---------- AVAILABLE DATA ----------

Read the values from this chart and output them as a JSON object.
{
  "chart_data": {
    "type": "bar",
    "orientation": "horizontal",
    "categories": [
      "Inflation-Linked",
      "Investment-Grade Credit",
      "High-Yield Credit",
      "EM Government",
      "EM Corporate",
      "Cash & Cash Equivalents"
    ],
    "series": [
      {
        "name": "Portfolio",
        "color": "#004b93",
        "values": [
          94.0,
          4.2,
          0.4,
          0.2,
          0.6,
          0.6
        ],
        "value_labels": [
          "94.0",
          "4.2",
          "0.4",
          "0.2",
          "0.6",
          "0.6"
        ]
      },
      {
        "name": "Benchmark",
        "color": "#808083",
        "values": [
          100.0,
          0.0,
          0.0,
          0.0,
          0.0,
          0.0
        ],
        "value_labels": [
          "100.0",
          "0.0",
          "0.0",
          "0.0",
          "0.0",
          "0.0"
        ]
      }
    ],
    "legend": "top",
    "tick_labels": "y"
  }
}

----------
---------- AVAILABLE DATA ----------

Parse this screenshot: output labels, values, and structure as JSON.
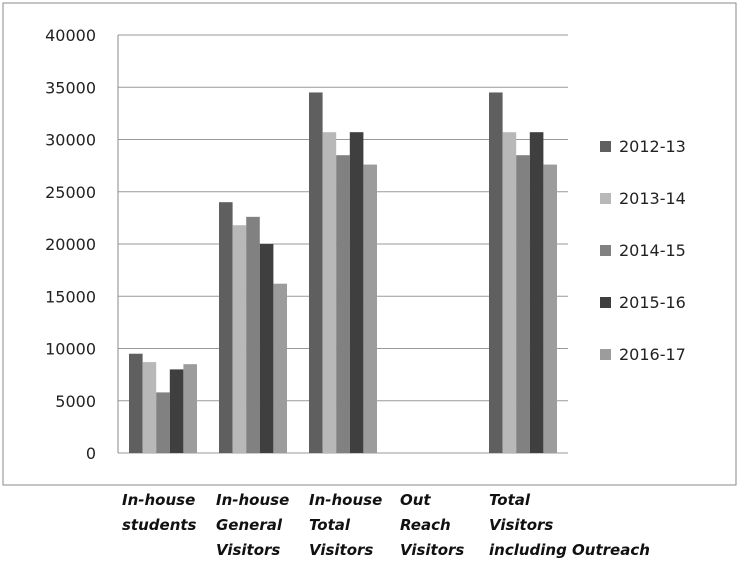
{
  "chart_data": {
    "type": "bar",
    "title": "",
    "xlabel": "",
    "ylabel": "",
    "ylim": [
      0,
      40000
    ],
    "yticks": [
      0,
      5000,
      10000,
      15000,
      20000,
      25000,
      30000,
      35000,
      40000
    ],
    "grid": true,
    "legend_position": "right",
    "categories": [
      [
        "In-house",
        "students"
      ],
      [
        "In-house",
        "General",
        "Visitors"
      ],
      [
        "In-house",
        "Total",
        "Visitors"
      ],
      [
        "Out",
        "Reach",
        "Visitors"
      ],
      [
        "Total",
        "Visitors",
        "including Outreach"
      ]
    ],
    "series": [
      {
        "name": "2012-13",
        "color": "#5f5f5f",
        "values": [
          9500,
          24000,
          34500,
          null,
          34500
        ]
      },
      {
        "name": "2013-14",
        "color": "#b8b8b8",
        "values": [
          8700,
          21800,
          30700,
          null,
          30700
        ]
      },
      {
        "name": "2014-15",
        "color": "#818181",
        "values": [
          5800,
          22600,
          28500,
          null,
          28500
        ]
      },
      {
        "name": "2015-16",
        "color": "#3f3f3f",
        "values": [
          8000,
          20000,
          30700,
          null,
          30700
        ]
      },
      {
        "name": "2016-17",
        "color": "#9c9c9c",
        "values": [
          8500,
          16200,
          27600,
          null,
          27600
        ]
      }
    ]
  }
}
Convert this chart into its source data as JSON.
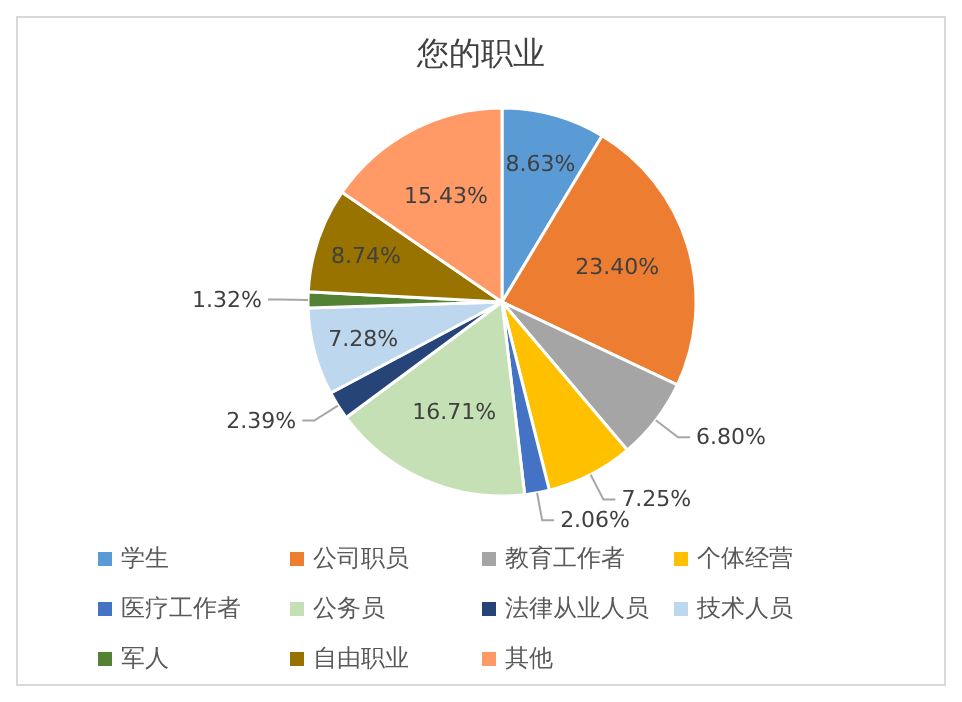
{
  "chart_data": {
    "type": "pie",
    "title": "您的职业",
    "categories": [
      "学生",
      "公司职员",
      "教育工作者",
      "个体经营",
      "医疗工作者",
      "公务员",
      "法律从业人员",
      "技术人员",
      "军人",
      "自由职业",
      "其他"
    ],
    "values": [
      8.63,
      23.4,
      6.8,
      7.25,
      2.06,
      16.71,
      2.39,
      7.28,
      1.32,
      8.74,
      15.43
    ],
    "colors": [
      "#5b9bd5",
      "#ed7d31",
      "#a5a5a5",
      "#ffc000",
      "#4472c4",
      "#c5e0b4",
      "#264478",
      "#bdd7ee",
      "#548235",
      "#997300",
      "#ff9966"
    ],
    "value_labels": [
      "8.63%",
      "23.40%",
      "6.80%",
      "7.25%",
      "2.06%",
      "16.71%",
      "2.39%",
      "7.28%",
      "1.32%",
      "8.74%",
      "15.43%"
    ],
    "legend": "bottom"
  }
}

----------

■ **WHAT YOU SHOULD DO**
Go through the listing above and list every line that has the word "name".

■ **PROBLEM SOLUTION**
        "name": "Portfolio",
        "name": "Benchmark",
        "name": "2012-13",
        "name": "2013-14",
        "name": "2014-15",
        "name": "2015-16",
        "name": "2016-17",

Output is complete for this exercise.